▸ TASK GOAL:
What follows is a set of records, each of which is to be written out exactly.
--- DATASET CONTENT ---
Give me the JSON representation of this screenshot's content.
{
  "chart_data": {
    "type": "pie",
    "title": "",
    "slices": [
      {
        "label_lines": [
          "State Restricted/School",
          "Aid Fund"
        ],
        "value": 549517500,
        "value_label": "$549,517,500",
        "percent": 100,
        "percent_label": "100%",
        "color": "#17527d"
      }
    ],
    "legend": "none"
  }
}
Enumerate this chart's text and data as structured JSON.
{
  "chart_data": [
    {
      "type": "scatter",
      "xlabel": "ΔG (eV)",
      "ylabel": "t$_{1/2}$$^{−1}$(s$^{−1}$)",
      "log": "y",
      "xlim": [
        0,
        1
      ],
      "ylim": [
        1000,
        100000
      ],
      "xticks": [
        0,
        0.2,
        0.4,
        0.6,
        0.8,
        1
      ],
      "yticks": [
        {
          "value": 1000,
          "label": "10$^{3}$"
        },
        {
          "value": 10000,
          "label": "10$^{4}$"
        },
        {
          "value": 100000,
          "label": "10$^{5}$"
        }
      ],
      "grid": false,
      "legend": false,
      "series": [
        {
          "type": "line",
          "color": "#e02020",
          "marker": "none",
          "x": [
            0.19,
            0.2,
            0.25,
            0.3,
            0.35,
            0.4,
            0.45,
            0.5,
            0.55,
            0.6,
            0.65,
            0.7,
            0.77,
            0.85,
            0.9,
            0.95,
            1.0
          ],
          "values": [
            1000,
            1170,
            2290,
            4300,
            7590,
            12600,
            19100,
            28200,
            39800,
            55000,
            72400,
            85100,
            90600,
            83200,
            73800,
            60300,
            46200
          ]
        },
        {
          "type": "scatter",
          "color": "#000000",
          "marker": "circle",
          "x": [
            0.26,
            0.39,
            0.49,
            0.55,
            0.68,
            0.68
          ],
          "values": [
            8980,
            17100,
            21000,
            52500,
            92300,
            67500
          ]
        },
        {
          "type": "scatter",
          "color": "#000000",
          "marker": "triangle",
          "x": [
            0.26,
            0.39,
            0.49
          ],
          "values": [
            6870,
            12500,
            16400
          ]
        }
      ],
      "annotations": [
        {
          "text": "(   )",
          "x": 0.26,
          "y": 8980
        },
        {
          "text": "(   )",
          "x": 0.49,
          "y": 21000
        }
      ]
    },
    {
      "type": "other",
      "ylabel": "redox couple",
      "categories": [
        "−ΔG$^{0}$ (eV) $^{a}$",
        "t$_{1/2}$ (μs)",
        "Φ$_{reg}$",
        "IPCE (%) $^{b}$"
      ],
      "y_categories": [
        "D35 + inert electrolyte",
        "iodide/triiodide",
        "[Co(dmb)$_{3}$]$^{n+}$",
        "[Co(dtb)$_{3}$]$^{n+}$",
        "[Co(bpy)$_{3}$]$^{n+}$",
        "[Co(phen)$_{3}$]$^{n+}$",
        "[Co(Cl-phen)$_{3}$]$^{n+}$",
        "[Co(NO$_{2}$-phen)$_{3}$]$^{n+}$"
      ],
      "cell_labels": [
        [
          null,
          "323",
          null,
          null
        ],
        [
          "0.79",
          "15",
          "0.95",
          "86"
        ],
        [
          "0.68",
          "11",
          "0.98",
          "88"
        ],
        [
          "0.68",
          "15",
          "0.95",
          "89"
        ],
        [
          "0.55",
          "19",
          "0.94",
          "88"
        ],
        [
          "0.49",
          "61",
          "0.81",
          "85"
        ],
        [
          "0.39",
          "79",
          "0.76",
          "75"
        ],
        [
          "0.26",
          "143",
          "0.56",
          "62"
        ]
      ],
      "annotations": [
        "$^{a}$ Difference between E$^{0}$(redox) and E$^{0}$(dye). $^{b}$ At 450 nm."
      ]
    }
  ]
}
---
▸ TASK ANSWER:
Give me the JSON representation of this screenshot's content.
{
  "chart_data": {
    "type": "pie",
    "title": "",
    "slices": [
      {
        "label_lines": [
          "State Restricted/School",
          "Aid Fund"
        ],
        "value": 549517500,
        "value_label": "$549,517,500",
        "percent": 100,
        "percent_label": "100%",
        "color": "#17527d"
      }
    ],
    "legend": "none"
  }
}
Enumerate this chart's text and data as structured JSON.
{
  "chart_data": [
    {
      "type": "scatter",
      "xlabel": "ΔG (eV)",
      "ylabel": "t$_{1/2}$$^{−1}$(s$^{−1}$)",
      "log": "y",
      "xlim": [
        0,
        1
      ],
      "ylim": [
        1000,
        100000
      ],
      "xticks": [
        0,
        0.2,
        0.4,
        0.6,
        0.8,
        1
      ],
      "yticks": [
        {
          "value": 1000,
          "label": "10$^{3}$"
        },
        {
          "value": 10000,
          "label": "10$^{4}$"
        },
        {
          "value": 100000,
          "label": "10$^{5}$"
        }
      ],
      "grid": false,
      "legend": false,
      "series": [
        {
          "type": "line",
          "color": "#e02020",
          "marker": "none",
          "x": [
            0.19,
            0.2,
            0.25,
            0.3,
            0.35,
            0.4,
            0.45,
            0.5,
            0.55,
            0.6,
            0.65,
            0.7,
            0.77,
            0.85,
            0.9,
            0.95,
            1.0
          ],
          "values": [
            1000,
            1170,
            2290,
            4300,
            7590,
            12600,
            19100,
            28200,
            39800,
            55000,
            72400,
            85100,
            90600,
            83200,
            73800,
            60300,
            46200
          ]
        },
        {
          "type": "scatter",
          "color": "#000000",
          "marker": "circle",
          "x": [
            0.26,
            0.39,
            0.49,
            0.55,
            0.68,
            0.68
          ],
          "values": [
            8980,
            17100,
            21000,
            52500,
            92300,
            67500
          ]
        },
        {
          "type": "scatter",
          "color": "#000000",
          "marker": "triangle",
          "x": [
            0.26,
            0.39,
            0.49
          ],
          "values": [
            6870,
            12500,
            16400
          ]
        }
      ],
      "annotations": [
        {
          "text": "(   )",
          "x": 0.26,
          "y": 8980
        },
        {
          "text": "(   )",
          "x": 0.49,
          "y": 21000
        }
      ]
    },
    {
      "type": "other",
      "ylabel": "redox couple",
      "categories": [
        "−ΔG$^{0}$ (eV) $^{a}$",
        "t$_{1/2}$ (μs)",
        "Φ$_{reg}$",
        "IPCE (%) $^{b}$"
      ],
      "y_categories": [
        "D35 + inert electrolyte",
        "iodide/triiodide",
        "[Co(dmb)$_{3}$]$^{n+}$",
        "[Co(dtb)$_{3}$]$^{n+}$",
        "[Co(bpy)$_{3}$]$^{n+}$",
        "[Co(phen)$_{3}$]$^{n+}$",
        "[Co(Cl-phen)$_{3}$]$^{n+}$",
        "[Co(NO$_{2}$-phen)$_{3}$]$^{n+}$"
      ],
      "cell_labels": [
        [
          null,
          "323",
          null,
          null
        ],
        [
          "0.79",
          "15",
          "0.95",
          "86"
        ],
        [
          "0.68",
          "11",
          "0.98",
          "88"
        ],
        [
          "0.68",
          "15",
          "0.95",
          "89"
        ],
        [
          "0.55",
          "19",
          "0.94",
          "88"
        ],
        [
          "0.49",
          "61",
          "0.81",
          "85"
        ],
        [
          "0.39",
          "79",
          "0.76",
          "75"
        ],
        [
          "0.26",
          "143",
          "0.56",
          "62"
        ]
      ],
      "annotations": [
        "$^{a}$ Difference between E$^{0}$(redox) and E$^{0}$(dye). $^{b}$ At 450 nm."
      ]
    }
  ]
}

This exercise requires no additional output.